Work required> Go through the lines below. Copy those with "type".

- - - -

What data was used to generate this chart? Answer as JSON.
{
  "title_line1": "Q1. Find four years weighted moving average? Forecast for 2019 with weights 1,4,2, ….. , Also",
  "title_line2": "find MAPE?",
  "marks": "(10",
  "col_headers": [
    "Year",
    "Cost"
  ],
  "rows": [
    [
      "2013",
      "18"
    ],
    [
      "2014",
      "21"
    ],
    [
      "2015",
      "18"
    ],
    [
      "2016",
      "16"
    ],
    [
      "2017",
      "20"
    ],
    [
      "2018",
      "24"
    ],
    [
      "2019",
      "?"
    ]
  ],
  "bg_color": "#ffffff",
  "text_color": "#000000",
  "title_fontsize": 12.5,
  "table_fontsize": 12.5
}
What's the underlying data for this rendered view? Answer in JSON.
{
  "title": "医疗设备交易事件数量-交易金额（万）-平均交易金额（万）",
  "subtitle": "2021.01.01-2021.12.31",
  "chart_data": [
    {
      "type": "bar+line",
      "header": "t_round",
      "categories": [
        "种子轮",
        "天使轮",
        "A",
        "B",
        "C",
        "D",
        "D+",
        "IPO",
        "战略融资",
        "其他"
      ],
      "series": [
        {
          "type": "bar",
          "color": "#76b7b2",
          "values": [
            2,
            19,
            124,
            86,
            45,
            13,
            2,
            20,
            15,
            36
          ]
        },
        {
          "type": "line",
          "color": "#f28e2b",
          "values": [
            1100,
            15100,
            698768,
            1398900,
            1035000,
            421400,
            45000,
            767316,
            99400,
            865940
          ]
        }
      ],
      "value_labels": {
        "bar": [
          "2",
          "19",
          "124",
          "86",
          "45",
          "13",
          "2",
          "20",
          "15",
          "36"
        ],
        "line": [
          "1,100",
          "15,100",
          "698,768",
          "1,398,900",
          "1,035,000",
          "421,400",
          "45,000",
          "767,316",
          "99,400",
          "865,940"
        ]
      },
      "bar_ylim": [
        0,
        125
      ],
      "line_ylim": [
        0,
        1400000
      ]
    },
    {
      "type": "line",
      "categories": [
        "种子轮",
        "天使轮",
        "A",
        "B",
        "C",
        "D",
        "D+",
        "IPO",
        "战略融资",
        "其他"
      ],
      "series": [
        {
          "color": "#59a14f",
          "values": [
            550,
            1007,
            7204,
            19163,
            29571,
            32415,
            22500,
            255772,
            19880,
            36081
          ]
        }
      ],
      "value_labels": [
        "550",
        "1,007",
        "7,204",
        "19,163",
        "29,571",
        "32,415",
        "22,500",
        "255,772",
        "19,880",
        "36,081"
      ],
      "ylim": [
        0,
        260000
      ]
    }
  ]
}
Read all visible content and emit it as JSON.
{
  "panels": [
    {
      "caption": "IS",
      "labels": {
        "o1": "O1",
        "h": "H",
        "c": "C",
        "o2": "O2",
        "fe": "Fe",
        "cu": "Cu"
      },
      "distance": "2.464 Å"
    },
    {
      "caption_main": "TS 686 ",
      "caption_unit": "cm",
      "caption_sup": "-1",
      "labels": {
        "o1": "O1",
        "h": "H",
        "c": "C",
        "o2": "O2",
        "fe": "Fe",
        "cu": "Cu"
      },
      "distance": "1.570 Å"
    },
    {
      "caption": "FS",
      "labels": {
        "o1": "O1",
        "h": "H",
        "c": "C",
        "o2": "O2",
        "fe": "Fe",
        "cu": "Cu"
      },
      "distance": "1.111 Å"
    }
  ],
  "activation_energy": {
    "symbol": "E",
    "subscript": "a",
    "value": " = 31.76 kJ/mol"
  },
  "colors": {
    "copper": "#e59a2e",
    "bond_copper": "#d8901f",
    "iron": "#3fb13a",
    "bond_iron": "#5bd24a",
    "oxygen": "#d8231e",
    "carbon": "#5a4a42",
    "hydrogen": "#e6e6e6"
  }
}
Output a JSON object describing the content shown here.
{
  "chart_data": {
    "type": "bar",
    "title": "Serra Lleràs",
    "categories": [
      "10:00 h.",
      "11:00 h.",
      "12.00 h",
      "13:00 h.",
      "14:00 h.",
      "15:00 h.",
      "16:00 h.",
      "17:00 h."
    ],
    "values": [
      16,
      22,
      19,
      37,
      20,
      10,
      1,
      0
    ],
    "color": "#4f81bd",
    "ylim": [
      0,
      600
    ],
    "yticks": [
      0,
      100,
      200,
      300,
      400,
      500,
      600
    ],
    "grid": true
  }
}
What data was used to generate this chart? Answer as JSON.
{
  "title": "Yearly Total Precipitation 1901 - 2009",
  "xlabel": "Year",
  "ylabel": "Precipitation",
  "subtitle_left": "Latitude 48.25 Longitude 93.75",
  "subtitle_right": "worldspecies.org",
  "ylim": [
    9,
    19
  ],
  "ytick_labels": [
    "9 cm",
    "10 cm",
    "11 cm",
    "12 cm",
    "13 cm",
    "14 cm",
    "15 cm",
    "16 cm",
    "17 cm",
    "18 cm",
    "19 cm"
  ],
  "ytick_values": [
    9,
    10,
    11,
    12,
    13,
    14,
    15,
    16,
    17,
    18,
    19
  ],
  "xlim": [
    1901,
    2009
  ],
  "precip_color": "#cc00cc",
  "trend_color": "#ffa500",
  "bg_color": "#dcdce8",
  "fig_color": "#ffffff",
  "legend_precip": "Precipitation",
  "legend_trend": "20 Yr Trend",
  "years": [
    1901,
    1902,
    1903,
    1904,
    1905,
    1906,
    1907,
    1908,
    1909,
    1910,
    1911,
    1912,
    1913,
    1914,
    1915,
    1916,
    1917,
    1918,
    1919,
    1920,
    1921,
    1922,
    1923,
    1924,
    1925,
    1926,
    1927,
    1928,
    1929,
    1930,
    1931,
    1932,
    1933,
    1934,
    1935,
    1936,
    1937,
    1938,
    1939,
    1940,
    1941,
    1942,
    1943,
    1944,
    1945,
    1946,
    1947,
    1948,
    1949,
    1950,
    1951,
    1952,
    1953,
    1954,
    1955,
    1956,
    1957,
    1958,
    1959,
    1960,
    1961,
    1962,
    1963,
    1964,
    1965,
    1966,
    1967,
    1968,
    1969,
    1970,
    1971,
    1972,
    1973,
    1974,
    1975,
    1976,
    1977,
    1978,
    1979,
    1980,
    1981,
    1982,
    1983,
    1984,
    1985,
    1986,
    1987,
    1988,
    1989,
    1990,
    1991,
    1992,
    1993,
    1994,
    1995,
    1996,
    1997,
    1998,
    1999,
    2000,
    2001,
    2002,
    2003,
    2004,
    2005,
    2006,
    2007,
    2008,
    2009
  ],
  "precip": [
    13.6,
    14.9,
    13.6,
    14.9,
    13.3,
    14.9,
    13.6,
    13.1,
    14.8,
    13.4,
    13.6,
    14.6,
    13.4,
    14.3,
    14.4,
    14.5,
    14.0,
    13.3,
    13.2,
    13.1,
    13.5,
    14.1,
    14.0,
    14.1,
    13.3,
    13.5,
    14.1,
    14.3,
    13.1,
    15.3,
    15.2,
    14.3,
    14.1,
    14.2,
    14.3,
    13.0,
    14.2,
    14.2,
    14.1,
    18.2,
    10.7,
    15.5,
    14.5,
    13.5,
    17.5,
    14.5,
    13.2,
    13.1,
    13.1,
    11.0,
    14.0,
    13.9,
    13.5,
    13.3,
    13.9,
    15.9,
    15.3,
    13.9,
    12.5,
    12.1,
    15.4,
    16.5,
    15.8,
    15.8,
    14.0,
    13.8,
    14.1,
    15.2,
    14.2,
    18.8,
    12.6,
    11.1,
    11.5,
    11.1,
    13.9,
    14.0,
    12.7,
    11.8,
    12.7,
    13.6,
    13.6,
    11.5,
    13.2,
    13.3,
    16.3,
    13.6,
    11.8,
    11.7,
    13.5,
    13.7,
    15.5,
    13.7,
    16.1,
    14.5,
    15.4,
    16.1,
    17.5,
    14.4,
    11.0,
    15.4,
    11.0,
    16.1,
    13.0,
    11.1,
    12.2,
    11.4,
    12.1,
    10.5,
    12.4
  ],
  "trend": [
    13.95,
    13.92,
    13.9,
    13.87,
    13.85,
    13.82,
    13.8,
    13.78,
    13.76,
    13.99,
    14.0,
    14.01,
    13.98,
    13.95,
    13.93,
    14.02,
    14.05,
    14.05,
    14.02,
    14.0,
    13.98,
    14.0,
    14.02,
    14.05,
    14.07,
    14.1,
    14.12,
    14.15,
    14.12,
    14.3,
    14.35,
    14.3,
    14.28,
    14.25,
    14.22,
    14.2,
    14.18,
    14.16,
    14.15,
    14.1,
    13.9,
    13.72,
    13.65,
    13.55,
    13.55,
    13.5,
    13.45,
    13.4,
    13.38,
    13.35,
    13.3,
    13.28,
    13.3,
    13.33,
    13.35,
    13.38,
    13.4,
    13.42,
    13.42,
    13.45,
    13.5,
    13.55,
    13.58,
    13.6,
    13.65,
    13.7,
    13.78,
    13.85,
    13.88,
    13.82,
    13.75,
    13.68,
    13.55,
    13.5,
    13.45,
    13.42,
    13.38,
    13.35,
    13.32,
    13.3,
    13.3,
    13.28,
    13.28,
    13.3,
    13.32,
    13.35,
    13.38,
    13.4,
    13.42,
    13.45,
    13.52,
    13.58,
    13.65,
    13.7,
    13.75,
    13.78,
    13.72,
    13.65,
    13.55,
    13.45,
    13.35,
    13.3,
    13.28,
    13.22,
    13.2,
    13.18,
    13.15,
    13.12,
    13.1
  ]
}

- - - -

Full answer>
      "type": "bar+line",
          "type": "bar",
          "type": "line",
      "type": "line",
    "type": "bar",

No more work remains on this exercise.